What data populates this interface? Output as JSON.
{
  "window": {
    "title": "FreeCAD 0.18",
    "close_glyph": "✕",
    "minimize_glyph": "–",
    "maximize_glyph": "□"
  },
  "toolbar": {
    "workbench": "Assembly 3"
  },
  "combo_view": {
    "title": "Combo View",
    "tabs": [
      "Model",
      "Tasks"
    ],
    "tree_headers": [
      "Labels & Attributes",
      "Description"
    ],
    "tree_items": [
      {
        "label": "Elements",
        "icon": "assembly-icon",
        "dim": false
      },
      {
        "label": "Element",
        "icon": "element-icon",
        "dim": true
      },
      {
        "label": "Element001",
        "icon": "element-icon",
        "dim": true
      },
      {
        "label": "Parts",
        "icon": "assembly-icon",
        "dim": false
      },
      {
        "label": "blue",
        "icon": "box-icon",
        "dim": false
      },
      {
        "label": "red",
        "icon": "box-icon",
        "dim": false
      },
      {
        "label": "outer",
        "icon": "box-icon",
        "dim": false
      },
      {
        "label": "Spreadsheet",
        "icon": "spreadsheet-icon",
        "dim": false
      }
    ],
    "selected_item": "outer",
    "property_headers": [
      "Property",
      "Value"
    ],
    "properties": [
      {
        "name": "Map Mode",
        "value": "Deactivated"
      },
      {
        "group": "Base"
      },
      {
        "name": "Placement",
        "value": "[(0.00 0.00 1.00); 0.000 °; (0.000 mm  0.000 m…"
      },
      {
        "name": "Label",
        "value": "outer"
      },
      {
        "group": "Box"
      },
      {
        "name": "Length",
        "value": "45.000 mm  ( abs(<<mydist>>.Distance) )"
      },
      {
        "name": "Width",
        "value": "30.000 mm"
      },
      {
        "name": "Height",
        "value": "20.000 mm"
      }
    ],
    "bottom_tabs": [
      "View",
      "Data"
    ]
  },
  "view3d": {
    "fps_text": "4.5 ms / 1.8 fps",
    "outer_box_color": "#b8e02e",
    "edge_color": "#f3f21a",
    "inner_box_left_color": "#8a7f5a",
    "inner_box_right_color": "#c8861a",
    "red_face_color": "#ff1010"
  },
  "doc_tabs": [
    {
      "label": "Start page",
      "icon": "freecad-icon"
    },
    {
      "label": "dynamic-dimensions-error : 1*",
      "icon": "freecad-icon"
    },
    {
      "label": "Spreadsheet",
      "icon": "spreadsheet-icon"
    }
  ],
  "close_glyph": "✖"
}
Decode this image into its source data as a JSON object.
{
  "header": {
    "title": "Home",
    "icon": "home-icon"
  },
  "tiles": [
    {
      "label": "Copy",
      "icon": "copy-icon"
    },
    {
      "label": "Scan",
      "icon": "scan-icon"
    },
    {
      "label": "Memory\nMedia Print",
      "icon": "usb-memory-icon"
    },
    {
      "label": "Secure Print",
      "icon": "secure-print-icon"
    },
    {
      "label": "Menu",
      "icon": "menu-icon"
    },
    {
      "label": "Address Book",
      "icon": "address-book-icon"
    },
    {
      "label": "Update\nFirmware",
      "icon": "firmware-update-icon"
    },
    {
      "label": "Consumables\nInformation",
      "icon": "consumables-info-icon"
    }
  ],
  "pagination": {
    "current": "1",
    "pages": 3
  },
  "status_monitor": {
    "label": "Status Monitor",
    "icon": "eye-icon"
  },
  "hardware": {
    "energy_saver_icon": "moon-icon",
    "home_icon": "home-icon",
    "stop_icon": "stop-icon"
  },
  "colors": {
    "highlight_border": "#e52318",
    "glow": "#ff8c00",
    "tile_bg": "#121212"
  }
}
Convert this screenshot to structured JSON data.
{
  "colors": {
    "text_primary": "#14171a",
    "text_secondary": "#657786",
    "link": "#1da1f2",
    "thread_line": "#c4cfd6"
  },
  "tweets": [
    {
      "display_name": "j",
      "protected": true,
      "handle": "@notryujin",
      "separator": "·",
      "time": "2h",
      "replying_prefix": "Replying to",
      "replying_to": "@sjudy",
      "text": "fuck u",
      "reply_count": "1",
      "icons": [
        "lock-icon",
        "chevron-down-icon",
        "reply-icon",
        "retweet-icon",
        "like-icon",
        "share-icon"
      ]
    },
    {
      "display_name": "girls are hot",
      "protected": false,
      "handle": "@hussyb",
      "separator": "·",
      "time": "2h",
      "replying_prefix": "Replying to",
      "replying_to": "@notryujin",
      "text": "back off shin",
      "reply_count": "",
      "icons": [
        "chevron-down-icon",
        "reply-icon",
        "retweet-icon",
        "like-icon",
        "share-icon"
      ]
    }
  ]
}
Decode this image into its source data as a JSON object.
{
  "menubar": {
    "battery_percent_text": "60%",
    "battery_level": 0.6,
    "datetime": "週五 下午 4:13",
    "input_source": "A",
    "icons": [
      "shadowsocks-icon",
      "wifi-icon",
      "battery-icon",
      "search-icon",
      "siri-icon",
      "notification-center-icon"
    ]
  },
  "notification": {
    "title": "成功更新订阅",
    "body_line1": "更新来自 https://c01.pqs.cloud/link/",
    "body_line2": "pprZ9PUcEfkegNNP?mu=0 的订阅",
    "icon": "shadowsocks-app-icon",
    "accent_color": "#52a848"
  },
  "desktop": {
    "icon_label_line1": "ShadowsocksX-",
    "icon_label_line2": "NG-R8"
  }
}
───
Instruction:
Quote the data above in full, changing nothing.

Final result:
What data populates this interface? Output as JSON.
{
  "window": {
    "title": "FreeCAD 0.18",
    "close_glyph": "✕",
    "minimize_glyph": "–",
    "maximize_glyph": "□"
  },
  "toolbar": {
    "workbench": "Assembly 3"
  },
  "combo_view": {
    "title": "Combo View",
    "tabs": [
      "Model",
      "Tasks"
    ],
    "tree_headers": [
      "Labels & Attributes",
      "Description"
    ],
    "tree_items": [
      {
        "label": "Elements",
        "icon": "assembly-icon",
        "dim": false
      },
      {
        "label": "Element",
        "icon": "element-icon",
        "dim": true
      },
      {
        "label": "Element001",
        "icon": "element-icon",
        "dim": true
      },
      {
        "label": "Parts",
        "icon": "assembly-icon",
        "dim": false
      },
      {
        "label": "blue",
        "icon": "box-icon",
        "dim": false
      },
      {
        "label": "red",
        "icon": "box-icon",
        "dim": false
      },
      {
        "label": "outer",
        "icon": "box-icon",
        "dim": false
      },
      {
        "label": "Spreadsheet",
        "icon": "spreadsheet-icon",
        "dim": false
      }
    ],
    "selected_item": "outer",
    "property_headers": [
      "Property",
      "Value"
    ],
    "properties": [
      {
        "name": "Map Mode",
        "value": "Deactivated"
      },
      {
        "group": "Base"
      },
      {
        "name": "Placement",
        "value": "[(0.00 0.00 1.00); 0.000 °; (0.000 mm  0.000 m…"
      },
      {
        "name": "Label",
        "value": "outer"
      },
      {
        "group": "Box"
      },
      {
        "name": "Length",
        "value": "45.000 mm  ( abs(<<mydist>>.Distance) )"
      },
      {
        "name": "Width",
        "value": "30.000 mm"
      },
      {
        "name": "Height",
        "value": "20.000 mm"
      }
    ],
    "bottom_tabs": [
      "View",
      "Data"
    ]
  },
  "view3d": {
    "fps_text": "4.5 ms / 1.8 fps",
    "outer_box_color": "#b8e02e",
    "edge_color": "#f3f21a",
    "inner_box_left_color": "#8a7f5a",
    "inner_box_right_color": "#c8861a",
    "red_face_color": "#ff1010"
  },
  "doc_tabs": [
    {
      "label": "Start page",
      "icon": "freecad-icon"
    },
    {
      "label": "dynamic-dimensions-error : 1*",
      "icon": "freecad-icon"
    },
    {
      "label": "Spreadsheet",
      "icon": "spreadsheet-icon"
    }
  ],
  "close_glyph": "✖"
}
Decode this image into its source data as a JSON object.
{
  "header": {
    "title": "Home",
    "icon": "home-icon"
  },
  "tiles": [
    {
      "label": "Copy",
      "icon": "copy-icon"
    },
    {
      "label": "Scan",
      "icon": "scan-icon"
    },
    {
      "label": "Memory\nMedia Print",
      "icon": "usb-memory-icon"
    },
    {
      "label": "Secure Print",
      "icon": "secure-print-icon"
    },
    {
      "label": "Menu",
      "icon": "menu-icon"
    },
    {
      "label": "Address Book",
      "icon": "address-book-icon"
    },
    {
      "label": "Update\nFirmware",
      "icon": "firmware-update-icon"
    },
    {
      "label": "Consumables\nInformation",
      "icon": "consumables-info-icon"
    }
  ],
  "pagination": {
    "current": "1",
    "pages": 3
  },
  "status_monitor": {
    "label": "Status Monitor",
    "icon": "eye-icon"
  },
  "hardware": {
    "energy_saver_icon": "moon-icon",
    "home_icon": "home-icon",
    "stop_icon": "stop-icon"
  },
  "colors": {
    "highlight_border": "#e52318",
    "glow": "#ff8c00",
    "tile_bg": "#121212"
  }
}
Convert this screenshot to structured JSON data.
{
  "colors": {
    "text_primary": "#14171a",
    "text_secondary": "#657786",
    "link": "#1da1f2",
    "thread_line": "#c4cfd6"
  },
  "tweets": [
    {
      "display_name": "j",
      "protected": true,
      "handle": "@notryujin",
      "separator": "·",
      "time": "2h",
      "replying_prefix": "Replying to",
      "replying_to": "@sjudy",
      "text": "fuck u",
      "reply_count": "1",
      "icons": [
        "lock-icon",
        "chevron-down-icon",
        "reply-icon",
        "retweet-icon",
        "like-icon",
        "share-icon"
      ]
    },
    {
      "display_name": "girls are hot",
      "protected": false,
      "handle": "@hussyb",
      "separator": "·",
      "time": "2h",
      "replying_prefix": "Replying to",
      "replying_to": "@notryujin",
      "text": "back off shin",
      "reply_count": "",
      "icons": [
        "chevron-down-icon",
        "reply-icon",
        "retweet-icon",
        "like-icon",
        "share-icon"
      ]
    }
  ]
}
Decode this image into its source data as a JSON object.
{
  "menubar": {
    "battery_percent_text": "60%",
    "battery_level": 0.6,
    "datetime": "週五 下午 4:13",
    "input_source": "A",
    "icons": [
      "shadowsocks-icon",
      "wifi-icon",
      "battery-icon",
      "search-icon",
      "siri-icon",
      "notification-center-icon"
    ]
  },
  "notification": {
    "title": "成功更新订阅",
    "body_line1": "更新来自 https://c01.pqs.cloud/link/",
    "body_line2": "pprZ9PUcEfkegNNP?mu=0 的订阅",
    "icon": "shadowsocks-app-icon",
    "accent_color": "#52a848"
  },
  "desktop": {
    "icon_label_line1": "ShadowsocksX-",
    "icon_label_line2": "NG-R8"
  }
}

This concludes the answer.